Material for this task
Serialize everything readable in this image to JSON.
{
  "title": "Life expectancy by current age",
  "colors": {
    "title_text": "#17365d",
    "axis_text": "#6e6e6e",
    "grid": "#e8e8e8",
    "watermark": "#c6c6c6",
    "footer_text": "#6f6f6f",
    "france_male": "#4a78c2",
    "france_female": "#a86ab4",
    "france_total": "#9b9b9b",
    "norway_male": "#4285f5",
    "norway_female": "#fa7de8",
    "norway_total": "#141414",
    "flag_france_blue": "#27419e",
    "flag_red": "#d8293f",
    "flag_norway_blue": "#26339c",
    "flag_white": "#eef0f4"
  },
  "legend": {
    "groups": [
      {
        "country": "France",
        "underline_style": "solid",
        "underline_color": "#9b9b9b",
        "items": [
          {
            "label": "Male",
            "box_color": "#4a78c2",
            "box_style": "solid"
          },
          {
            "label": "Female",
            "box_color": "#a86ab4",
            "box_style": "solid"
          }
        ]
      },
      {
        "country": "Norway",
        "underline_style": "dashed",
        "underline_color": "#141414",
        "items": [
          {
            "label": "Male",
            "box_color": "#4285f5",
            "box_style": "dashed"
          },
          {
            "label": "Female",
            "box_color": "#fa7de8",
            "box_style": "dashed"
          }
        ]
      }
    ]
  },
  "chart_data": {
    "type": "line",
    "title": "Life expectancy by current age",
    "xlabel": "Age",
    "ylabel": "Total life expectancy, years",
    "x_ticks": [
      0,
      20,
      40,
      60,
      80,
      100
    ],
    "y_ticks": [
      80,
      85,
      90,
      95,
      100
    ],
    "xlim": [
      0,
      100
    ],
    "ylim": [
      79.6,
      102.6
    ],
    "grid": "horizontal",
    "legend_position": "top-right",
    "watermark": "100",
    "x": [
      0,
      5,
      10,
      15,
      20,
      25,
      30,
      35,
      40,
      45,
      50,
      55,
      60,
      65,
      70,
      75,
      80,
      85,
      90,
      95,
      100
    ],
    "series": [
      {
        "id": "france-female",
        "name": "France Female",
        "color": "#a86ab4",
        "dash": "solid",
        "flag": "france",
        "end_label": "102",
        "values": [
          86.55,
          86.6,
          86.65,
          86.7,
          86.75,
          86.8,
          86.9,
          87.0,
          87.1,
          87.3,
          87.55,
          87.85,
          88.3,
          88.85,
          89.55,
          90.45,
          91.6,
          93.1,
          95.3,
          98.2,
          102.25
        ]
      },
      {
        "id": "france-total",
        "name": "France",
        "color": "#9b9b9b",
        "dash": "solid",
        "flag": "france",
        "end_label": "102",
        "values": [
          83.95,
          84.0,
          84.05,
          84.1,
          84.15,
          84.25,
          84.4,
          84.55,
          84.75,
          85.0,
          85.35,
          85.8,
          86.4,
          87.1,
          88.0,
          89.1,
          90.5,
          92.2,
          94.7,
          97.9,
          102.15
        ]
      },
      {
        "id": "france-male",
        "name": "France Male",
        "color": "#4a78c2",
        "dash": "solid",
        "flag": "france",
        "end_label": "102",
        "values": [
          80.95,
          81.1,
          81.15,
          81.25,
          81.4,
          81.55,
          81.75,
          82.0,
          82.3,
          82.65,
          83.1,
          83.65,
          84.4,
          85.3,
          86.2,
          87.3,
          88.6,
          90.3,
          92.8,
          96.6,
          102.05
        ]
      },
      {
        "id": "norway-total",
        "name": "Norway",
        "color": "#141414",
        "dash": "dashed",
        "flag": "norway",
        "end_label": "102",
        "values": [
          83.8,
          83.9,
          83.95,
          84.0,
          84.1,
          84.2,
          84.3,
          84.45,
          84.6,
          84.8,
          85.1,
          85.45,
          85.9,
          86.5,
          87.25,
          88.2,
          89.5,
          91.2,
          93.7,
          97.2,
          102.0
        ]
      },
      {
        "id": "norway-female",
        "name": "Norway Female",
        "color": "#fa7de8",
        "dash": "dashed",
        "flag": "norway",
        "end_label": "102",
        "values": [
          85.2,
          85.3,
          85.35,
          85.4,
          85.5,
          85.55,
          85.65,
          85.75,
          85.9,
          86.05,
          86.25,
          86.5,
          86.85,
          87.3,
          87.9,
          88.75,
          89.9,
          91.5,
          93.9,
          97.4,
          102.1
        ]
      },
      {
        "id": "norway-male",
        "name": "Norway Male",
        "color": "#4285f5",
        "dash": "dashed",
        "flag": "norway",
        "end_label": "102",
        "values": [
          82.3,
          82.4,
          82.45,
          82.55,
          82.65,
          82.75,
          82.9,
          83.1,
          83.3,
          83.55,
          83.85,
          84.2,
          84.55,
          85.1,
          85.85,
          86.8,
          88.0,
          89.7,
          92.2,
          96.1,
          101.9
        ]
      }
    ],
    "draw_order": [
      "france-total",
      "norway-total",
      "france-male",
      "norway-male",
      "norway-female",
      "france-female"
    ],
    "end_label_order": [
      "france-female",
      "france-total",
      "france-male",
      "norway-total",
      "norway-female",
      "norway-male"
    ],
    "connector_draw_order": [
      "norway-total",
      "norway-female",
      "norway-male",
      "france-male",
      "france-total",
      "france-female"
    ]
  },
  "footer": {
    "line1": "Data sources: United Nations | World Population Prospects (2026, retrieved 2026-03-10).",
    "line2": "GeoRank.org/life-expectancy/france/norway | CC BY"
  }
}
--
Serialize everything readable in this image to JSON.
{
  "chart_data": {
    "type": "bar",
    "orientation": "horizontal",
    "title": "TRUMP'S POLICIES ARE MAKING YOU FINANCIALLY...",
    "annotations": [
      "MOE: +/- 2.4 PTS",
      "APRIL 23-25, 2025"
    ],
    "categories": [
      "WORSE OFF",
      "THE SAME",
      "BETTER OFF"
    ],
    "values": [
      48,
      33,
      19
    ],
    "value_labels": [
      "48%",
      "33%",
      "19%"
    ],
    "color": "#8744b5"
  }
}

Set exercise
Above are some records. Report the number of their lines that include "expectancy", and add nothing else.

Final answer
4